> Written exercise
Write out every entry exactly as it appears.

[Stored data]
_ _ _ _
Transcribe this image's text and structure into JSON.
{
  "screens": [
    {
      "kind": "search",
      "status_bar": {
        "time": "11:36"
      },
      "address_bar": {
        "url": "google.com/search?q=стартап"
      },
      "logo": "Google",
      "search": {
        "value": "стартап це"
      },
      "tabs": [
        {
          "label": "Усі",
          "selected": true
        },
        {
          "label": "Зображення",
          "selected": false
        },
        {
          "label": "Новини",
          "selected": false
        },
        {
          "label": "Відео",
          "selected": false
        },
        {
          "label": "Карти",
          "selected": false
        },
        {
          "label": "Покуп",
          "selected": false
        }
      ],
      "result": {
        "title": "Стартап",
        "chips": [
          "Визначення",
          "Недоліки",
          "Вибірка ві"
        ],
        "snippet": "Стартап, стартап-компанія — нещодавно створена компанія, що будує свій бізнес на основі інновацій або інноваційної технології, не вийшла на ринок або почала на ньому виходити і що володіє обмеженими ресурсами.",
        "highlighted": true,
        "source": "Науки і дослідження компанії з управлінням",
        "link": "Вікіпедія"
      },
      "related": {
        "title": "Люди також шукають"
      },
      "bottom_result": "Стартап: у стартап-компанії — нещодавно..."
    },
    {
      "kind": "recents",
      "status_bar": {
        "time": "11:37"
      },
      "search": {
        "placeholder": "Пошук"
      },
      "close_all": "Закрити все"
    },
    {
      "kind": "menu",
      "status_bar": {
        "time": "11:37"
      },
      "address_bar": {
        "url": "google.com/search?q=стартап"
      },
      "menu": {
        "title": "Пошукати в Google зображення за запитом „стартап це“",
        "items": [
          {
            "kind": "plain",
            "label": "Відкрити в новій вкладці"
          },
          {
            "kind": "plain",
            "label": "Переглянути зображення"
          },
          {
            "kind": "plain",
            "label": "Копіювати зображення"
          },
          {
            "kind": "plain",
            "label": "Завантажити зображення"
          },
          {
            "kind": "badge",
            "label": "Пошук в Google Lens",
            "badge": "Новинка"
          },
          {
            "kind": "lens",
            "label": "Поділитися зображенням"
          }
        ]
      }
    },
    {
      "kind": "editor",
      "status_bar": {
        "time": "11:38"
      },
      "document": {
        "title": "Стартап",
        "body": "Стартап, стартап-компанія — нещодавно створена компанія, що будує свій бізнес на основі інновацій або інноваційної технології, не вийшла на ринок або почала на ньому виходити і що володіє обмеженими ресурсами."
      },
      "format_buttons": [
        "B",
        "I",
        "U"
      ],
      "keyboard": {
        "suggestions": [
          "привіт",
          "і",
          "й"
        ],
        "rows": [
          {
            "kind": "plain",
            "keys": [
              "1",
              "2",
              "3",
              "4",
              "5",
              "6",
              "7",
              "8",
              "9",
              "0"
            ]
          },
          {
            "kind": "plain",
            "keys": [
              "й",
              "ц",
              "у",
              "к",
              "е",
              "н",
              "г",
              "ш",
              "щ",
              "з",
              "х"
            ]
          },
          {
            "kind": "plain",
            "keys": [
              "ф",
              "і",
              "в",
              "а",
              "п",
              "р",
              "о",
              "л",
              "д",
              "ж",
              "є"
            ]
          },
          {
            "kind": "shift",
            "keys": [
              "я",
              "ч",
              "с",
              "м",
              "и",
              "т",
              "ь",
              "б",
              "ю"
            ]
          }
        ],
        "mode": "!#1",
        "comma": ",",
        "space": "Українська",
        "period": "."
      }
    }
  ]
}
_ _ _ _
> Response
Transcribe this image's text and structure into JSON.
{
  "screens": [
    {
      "kind": "search",
      "status_bar": {
        "time": "11:36"
      },
      "address_bar": {
        "url": "google.com/search?q=стартап"
      },
      "logo": "Google",
      "search": {
        "value": "стартап це"
      },
      "tabs": [
        {
          "label": "Усі",
          "selected": true
        },
        {
          "label": "Зображення",
          "selected": false
        },
        {
          "label": "Новини",
          "selected": false
        },
        {
          "label": "Відео",
          "selected": false
        },
        {
          "label": "Карти",
          "selected": false
        },
        {
          "label": "Покуп",
          "selected": false
        }
      ],
      "result": {
        "title": "Стартап",
        "chips": [
          "Визначення",
          "Недоліки",
          "Вибірка ві"
        ],
        "snippet": "Стартап, стартап-компанія — нещодавно створена компанія, що будує свій бізнес на основі інновацій або інноваційної технології, не вийшла на ринок або почала на ньому виходити і що володіє обмеженими ресурсами.",
        "highlighted": true,
        "source": "Науки і дослідження компанії з управлінням",
        "link": "Вікіпедія"
      },
      "related": {
        "title": "Люди також шукають"
      },
      "bottom_result": "Стартап: у стартап-компанії — нещодавно..."
    },
    {
      "kind": "recents",
      "status_bar": {
        "time": "11:37"
      },
      "search": {
        "placeholder": "Пошук"
      },
      "close_all": "Закрити все"
    },
    {
      "kind": "menu",
      "status_bar": {
        "time": "11:37"
      },
      "address_bar": {
        "url": "google.com/search?q=стартап"
      },
      "menu": {
        "title": "Пошукати в Google зображення за запитом „стартап це“",
        "items": [
          {
            "kind": "plain",
            "label": "Відкрити в новій вкладці"
          },
          {
            "kind": "plain",
            "label": "Переглянути зображення"
          },
          {
            "kind": "plain",
            "label": "Копіювати зображення"
          },
          {
            "kind": "plain",
            "label": "Завантажити зображення"
          },
          {
            "kind": "badge",
            "label": "Пошук в Google Lens",
            "badge": "Новинка"
          },
          {
            "kind": "lens",
            "label": "Поділитися зображенням"
          }
        ]
      }
    },
    {
      "kind": "editor",
      "status_bar": {
        "time": "11:38"
      },
      "document": {
        "title": "Стартап",
        "body": "Стартап, стартап-компанія — нещодавно створена компанія, що будує свій бізнес на основі інновацій або інноваційної технології, не вийшла на ринок або почала на ньому виходити і що володіє обмеженими ресурсами."
      },
      "format_buttons": [
        "B",
        "I",
        "U"
      ],
      "keyboard": {
        "suggestions": [
          "привіт",
          "і",
          "й"
        ],
        "rows": [
          {
            "kind": "plain",
            "keys": [
              "1",
              "2",
              "3",
              "4",
              "5",
              "6",
              "7",
              "8",
              "9",
              "0"
            ]
          },
          {
            "kind": "plain",
            "keys": [
              "й",
              "ц",
              "у",
              "к",
              "е",
              "н",
              "г",
              "ш",
              "щ",
              "з",
              "х"
            ]
          },
          {
            "kind": "plain",
            "keys": [
              "ф",
              "і",
              "в",
              "а",
              "п",
              "р",
              "о",
              "л",
              "д",
              "ж",
              "є"
            ]
          },
          {
            "kind": "shift",
            "keys": [
              "я",
              "ч",
              "с",
              "м",
              "и",
              "т",
              "ь",
              "б",
              "ю"
            ]
          }
        ],
        "mode": "!#1",
        "comma": ",",
        "space": "Українська",
        "period": "."
      }
    }
  ]
}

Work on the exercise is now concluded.